── RECORDS FOR PROCESSING

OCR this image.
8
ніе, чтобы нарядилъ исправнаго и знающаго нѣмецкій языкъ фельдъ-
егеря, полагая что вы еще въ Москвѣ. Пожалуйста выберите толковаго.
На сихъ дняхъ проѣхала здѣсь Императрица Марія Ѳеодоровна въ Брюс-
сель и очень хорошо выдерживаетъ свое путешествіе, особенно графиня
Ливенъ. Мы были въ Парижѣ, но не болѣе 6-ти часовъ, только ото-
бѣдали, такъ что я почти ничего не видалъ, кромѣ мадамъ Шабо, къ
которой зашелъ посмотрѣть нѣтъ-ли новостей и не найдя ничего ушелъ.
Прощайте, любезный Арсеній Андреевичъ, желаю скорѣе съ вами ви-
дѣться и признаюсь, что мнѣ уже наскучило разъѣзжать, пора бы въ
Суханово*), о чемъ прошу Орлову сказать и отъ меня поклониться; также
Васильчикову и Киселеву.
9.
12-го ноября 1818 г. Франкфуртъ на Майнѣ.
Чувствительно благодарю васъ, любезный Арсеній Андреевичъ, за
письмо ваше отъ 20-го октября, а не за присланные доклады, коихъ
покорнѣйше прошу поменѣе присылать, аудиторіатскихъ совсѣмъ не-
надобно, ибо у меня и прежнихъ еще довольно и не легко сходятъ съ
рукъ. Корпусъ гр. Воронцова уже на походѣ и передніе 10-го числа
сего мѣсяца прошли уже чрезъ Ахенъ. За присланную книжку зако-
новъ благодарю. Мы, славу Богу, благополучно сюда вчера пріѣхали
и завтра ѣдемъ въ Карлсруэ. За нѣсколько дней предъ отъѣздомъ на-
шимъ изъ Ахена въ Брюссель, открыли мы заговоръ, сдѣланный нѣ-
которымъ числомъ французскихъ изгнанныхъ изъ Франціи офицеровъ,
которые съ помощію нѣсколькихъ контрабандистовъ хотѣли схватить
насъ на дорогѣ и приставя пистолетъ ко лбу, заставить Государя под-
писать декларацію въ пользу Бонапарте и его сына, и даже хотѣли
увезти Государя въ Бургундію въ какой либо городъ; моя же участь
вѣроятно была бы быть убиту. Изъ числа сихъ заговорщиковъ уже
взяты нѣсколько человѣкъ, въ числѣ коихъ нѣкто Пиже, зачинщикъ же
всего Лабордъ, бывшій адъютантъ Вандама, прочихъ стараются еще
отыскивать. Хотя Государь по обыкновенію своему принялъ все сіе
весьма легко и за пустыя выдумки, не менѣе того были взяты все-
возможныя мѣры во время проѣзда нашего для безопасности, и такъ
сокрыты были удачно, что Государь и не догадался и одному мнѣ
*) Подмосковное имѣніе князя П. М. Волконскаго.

────

* [JOB]:
Check each line of the entries above for the word "прошу". List the ones that have it.

* [ANSWER]:
Суханово*), о чемъ прошу Орлову сказать и отъ меня поклониться; также
покорнѣйше прошу поменѣе присылать, аудиторіатскихъ совсѣмъ не-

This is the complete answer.